## DIRECTIONS:
Give back all the data exactly, line by line.

===

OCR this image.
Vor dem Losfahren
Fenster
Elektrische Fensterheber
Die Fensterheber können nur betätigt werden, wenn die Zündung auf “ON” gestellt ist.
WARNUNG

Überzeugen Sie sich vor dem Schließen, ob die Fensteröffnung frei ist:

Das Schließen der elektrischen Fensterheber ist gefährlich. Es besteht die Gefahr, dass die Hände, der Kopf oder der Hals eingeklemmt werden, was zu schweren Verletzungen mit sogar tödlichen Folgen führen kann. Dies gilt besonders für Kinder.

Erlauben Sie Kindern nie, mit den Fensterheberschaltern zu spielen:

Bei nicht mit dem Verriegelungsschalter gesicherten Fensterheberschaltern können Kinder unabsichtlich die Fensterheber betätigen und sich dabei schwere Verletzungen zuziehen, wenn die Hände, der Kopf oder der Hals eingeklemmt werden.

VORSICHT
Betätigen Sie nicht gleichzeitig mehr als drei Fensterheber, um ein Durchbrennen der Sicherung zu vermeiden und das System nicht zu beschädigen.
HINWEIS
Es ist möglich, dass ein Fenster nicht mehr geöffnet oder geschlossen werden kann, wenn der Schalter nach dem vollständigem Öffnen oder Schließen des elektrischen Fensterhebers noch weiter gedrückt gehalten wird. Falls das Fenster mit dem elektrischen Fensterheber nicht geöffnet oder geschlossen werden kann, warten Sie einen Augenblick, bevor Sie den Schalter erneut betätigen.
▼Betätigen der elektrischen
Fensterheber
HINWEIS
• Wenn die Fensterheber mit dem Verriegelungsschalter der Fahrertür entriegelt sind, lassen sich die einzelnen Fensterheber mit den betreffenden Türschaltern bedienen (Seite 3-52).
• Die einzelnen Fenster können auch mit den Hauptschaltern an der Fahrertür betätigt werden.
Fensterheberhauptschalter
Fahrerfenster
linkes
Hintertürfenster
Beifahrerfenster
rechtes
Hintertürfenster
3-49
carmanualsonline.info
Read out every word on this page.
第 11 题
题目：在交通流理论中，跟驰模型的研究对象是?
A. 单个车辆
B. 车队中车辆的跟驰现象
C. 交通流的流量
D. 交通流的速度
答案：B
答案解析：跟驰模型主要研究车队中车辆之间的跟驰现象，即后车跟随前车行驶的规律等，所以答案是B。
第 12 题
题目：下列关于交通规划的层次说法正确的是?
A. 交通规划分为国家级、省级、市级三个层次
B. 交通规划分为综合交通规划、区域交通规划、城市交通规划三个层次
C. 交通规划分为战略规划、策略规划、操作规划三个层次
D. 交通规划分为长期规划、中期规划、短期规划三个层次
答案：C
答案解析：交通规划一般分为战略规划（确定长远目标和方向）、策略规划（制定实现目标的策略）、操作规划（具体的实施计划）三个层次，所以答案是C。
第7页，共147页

===

## FINAL RESULT:
OCR this image.
Vor dem Losfahren
Fenster
Elektrische Fensterheber
Die Fensterheber können nur betätigt werden, wenn die Zündung auf “ON” gestellt ist.
WARNUNG

Überzeugen Sie sich vor dem Schließen, ob die Fensteröffnung frei ist:

Das Schließen der elektrischen Fensterheber ist gefährlich. Es besteht die Gefahr, dass die Hände, der Kopf oder der Hals eingeklemmt werden, was zu schweren Verletzungen mit sogar tödlichen Folgen führen kann. Dies gilt besonders für Kinder.

Erlauben Sie Kindern nie, mit den Fensterheberschaltern zu spielen:

Bei nicht mit dem Verriegelungsschalter gesicherten Fensterheberschaltern können Kinder unabsichtlich die Fensterheber betätigen und sich dabei schwere Verletzungen zuziehen, wenn die Hände, der Kopf oder der Hals eingeklemmt werden.

VORSICHT
Betätigen Sie nicht gleichzeitig mehr als drei Fensterheber, um ein Durchbrennen der Sicherung zu vermeiden und das System nicht zu beschädigen.
HINWEIS
Es ist möglich, dass ein Fenster nicht mehr geöffnet oder geschlossen werden kann, wenn der Schalter nach dem vollständigem Öffnen oder Schließen des elektrischen Fensterhebers noch weiter gedrückt gehalten wird. Falls das Fenster mit dem elektrischen Fensterheber nicht geöffnet oder geschlossen werden kann, warten Sie einen Augenblick, bevor Sie den Schalter erneut betätigen.
▼Betätigen der elektrischen
Fensterheber
HINWEIS
• Wenn die Fensterheber mit dem Verriegelungsschalter der Fahrertür entriegelt sind, lassen sich die einzelnen Fensterheber mit den betreffenden Türschaltern bedienen (Seite 3-52).
• Die einzelnen Fenster können auch mit den Hauptschaltern an der Fahrertür betätigt werden.
Fensterheberhauptschalter
Fahrerfenster
linkes
Hintertürfenster
Beifahrerfenster
rechtes
Hintertürfenster
3-49
carmanualsonline.info
Read out every word on this page.
第 11 题
题目：在交通流理论中，跟驰模型的研究对象是?
A. 单个车辆
B. 车队中车辆的跟驰现象
C. 交通流的流量
D. 交通流的速度
答案：B
答案解析：跟驰模型主要研究车队中车辆之间的跟驰现象，即后车跟随前车行驶的规律等，所以答案是B。
第 12 题
题目：下列关于交通规划的层次说法正确的是?
A. 交通规划分为国家级、省级、市级三个层次
B. 交通规划分为综合交通规划、区域交通规划、城市交通规划三个层次
C. 交通规划分为战略规划、策略规划、操作规划三个层次
D. 交通规划分为长期规划、中期规划、短期规划三个层次
答案：C
答案解析：交通规划一般分为战略规划（确定长远目标和方向）、策略规划（制定实现目标的策略）、操作规划（具体的实施计划）三个层次，所以答案是C。
第7页，共147页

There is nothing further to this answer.